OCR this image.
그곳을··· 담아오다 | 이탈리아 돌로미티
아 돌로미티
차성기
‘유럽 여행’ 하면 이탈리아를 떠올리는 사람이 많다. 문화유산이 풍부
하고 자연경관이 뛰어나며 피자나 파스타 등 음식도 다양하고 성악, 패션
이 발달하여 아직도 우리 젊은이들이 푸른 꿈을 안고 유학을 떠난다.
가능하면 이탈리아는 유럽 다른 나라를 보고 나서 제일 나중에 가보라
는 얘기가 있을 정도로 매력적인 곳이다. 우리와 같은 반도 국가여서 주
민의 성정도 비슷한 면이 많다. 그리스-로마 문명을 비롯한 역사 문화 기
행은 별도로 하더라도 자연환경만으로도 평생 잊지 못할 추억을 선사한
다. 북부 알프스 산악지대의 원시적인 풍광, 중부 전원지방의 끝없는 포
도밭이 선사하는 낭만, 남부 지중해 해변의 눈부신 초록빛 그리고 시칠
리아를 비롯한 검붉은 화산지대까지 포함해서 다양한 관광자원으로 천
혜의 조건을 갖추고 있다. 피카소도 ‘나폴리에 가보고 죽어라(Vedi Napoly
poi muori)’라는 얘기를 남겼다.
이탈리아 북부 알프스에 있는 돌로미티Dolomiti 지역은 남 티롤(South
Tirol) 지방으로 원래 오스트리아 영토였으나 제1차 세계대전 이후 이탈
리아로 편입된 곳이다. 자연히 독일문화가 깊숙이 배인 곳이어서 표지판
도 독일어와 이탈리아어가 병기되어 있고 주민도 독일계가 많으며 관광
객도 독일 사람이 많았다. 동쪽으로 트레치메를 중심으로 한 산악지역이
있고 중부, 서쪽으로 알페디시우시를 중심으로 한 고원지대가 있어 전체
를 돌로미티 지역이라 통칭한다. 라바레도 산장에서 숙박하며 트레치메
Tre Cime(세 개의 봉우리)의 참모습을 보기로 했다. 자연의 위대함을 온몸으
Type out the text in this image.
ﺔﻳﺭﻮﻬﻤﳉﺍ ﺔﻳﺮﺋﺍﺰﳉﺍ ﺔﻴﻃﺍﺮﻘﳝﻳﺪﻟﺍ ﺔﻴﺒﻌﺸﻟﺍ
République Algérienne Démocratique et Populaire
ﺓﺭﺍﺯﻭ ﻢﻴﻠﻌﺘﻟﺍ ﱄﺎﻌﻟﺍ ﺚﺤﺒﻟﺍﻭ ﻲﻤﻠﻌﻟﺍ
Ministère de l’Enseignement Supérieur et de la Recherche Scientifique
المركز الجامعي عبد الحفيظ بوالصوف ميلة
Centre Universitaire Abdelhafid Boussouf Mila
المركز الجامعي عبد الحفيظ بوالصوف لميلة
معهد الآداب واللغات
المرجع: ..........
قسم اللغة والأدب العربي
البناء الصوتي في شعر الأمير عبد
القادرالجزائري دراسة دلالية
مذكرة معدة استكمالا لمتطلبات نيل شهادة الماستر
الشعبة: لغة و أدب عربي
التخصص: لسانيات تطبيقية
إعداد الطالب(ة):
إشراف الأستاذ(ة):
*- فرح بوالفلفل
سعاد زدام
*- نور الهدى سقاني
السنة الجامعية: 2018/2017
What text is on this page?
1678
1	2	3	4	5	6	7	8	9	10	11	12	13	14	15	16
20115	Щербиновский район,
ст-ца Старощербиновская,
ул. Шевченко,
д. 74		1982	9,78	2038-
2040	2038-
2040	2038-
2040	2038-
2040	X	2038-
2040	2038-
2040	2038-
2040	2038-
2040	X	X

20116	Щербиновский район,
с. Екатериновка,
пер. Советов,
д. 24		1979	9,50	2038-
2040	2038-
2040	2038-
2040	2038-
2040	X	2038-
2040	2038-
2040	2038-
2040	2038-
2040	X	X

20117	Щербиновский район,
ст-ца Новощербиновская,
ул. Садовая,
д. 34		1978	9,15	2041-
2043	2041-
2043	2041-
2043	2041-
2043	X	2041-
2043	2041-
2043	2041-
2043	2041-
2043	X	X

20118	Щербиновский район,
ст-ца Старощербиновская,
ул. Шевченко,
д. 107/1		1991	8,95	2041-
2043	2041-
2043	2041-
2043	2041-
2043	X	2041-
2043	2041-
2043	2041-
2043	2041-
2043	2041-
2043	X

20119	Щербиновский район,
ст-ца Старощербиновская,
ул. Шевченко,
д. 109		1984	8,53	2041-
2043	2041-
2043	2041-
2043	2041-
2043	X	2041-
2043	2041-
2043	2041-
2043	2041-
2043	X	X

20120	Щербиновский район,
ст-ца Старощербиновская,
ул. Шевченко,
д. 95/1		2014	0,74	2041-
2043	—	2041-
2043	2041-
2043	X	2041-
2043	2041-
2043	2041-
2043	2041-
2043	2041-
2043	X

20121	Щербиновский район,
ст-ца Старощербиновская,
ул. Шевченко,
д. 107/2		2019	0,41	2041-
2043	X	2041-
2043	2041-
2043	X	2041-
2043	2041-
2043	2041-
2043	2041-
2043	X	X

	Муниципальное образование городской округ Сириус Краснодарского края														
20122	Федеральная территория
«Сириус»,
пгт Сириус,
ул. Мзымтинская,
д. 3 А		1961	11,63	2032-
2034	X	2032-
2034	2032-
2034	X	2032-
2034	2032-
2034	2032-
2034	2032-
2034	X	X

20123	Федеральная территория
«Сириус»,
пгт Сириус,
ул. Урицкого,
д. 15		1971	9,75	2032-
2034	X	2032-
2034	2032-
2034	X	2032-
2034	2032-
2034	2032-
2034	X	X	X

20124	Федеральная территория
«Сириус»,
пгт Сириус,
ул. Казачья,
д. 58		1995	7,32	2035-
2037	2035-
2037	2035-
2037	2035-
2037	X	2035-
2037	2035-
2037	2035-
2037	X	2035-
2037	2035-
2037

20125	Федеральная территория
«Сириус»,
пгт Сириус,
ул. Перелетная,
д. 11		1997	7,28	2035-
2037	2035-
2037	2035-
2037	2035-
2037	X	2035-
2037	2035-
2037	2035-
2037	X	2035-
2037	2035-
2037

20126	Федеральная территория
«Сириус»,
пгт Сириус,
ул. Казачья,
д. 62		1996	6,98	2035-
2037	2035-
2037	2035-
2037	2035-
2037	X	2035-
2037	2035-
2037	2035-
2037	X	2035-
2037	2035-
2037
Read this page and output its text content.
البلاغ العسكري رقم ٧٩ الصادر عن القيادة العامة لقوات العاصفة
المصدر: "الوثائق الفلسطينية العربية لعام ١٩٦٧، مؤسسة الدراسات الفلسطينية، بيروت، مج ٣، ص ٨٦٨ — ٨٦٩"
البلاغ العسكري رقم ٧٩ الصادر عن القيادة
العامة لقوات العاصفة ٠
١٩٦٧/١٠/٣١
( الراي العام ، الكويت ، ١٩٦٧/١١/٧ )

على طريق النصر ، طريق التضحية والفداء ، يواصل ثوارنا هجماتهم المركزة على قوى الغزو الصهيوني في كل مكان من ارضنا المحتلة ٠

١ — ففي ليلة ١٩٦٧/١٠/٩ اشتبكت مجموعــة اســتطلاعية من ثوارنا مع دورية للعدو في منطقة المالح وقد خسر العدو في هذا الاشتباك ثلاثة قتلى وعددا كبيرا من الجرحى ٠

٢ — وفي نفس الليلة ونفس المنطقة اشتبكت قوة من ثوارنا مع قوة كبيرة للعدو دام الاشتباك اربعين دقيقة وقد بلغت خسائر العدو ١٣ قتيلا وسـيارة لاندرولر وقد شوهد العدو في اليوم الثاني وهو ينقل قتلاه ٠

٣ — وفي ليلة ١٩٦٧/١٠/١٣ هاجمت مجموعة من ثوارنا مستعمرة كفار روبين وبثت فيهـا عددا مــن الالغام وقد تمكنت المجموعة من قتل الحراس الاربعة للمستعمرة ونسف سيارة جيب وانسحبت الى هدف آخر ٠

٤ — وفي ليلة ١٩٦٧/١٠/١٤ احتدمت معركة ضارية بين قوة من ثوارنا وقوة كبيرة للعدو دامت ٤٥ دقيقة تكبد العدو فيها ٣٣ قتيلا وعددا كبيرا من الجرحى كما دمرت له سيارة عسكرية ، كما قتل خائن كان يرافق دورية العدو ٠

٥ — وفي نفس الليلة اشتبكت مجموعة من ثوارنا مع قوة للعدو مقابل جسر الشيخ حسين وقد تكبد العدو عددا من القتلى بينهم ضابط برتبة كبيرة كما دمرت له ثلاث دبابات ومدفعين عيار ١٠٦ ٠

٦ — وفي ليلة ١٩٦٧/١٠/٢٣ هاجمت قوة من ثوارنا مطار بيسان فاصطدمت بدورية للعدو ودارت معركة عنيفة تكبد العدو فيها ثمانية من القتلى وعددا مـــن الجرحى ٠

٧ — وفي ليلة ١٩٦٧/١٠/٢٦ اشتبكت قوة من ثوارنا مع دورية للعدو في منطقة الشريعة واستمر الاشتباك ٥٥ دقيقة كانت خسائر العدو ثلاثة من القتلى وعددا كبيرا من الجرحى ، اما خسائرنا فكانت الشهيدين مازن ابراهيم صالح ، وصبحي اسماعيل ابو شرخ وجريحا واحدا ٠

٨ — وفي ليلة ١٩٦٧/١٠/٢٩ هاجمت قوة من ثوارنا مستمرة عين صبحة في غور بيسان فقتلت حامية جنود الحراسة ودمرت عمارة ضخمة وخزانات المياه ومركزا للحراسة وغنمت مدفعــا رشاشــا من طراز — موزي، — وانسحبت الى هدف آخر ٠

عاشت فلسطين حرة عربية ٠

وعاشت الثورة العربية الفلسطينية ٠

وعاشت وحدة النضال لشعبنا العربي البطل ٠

--- Directive ---
Filter the listing above for the string "القتلى" and copy every matching line.

--- Solution to this problem ---
٥ — وفي نفس الليلة اشتبكت مجموعة من ثوارنا مع قوة للعدو مقابل جسر الشيخ حسين وقد تكبد العدو عددا من القتلى بينهم ضابط برتبة كبيرة كما دمرت له ثلاث دبابات ومدفعين عيار ١٠٦ ٠
٦ — وفي ليلة ١٩٦٧/١٠/٢٣ هاجمت قوة من ثوارنا مطار بيسان فاصطدمت بدورية للعدو ودارت معركة عنيفة تكبد العدو فيها ثمانية من القتلى وعددا مـــن الجرحى ٠
٧ — وفي ليلة ١٩٦٧/١٠/٢٦ اشتبكت قوة من ثوارنا مع دورية للعدو في منطقة الشريعة واستمر الاشتباك ٥٥ دقيقة كانت خسائر العدو ثلاثة من القتلى وعددا كبيرا من الجرحى ، اما خسائرنا فكانت الشهيدين مازن ابراهيم صالح ، وصبحي اسماعيل ابو شرخ وجريحا واحدا ٠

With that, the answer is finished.